(Stored entries)
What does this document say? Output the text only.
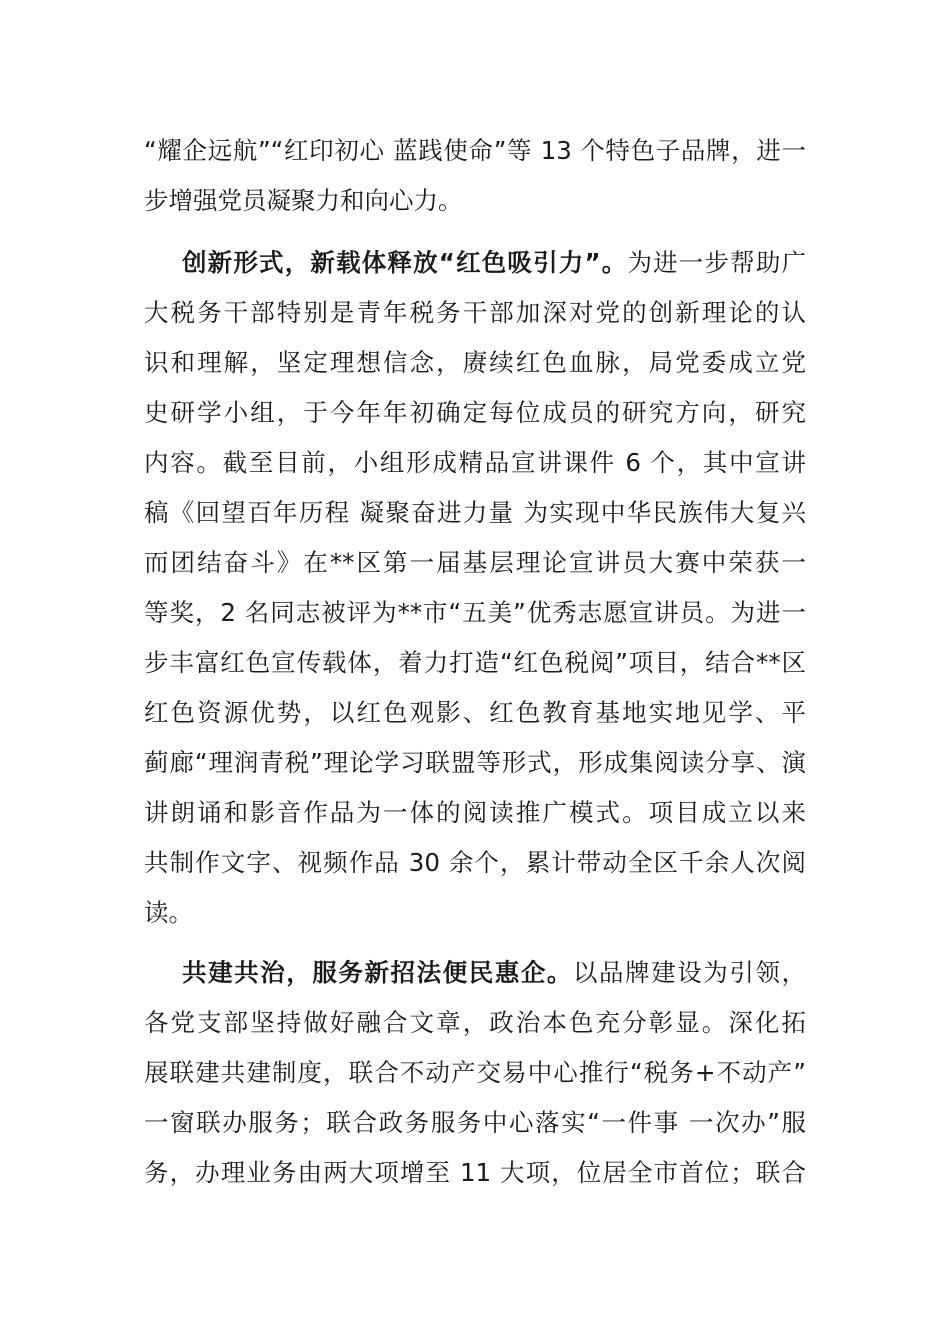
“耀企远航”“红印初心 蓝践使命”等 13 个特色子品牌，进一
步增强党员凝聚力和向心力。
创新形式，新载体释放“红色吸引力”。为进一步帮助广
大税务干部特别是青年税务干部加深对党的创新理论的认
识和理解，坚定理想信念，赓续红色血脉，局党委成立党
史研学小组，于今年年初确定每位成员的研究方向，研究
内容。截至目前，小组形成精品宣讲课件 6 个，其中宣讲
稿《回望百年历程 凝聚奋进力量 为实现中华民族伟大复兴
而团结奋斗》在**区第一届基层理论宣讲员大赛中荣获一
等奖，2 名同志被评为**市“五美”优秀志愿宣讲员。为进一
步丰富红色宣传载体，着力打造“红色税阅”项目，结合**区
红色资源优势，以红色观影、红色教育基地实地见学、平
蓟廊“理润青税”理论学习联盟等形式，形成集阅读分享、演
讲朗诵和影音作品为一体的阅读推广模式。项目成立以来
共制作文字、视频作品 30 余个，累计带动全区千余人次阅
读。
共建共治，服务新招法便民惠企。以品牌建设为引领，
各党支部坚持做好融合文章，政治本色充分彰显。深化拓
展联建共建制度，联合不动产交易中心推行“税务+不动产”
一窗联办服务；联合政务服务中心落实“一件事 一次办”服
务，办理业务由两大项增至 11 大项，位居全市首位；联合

■ Task brief
Restate the whole listing above exactly, except for its images.

■ Output below
What does this document say? Output the text only.
“耀企远航”“红印初心 蓝践使命”等 13 个特色子品牌，进一
步增强党员凝聚力和向心力。
创新形式，新载体释放“红色吸引力”。为进一步帮助广
大税务干部特别是青年税务干部加深对党的创新理论的认
识和理解，坚定理想信念，赓续红色血脉，局党委成立党
史研学小组，于今年年初确定每位成员的研究方向，研究
内容。截至目前，小组形成精品宣讲课件 6 个，其中宣讲
稿《回望百年历程 凝聚奋进力量 为实现中华民族伟大复兴
而团结奋斗》在**区第一届基层理论宣讲员大赛中荣获一
等奖，2 名同志被评为**市“五美”优秀志愿宣讲员。为进一
步丰富红色宣传载体，着力打造“红色税阅”项目，结合**区
红色资源优势，以红色观影、红色教育基地实地见学、平
蓟廊“理润青税”理论学习联盟等形式，形成集阅读分享、演
讲朗诵和影音作品为一体的阅读推广模式。项目成立以来
共制作文字、视频作品 30 余个，累计带动全区千余人次阅
读。
共建共治，服务新招法便民惠企。以品牌建设为引领，
各党支部坚持做好融合文章，政治本色充分彰显。深化拓
展联建共建制度，联合不动产交易中心推行“税务+不动产”
一窗联办服务；联合政务服务中心落实“一件事 一次办”服
务，办理业务由两大项增至 11 大项，位居全市首位；联合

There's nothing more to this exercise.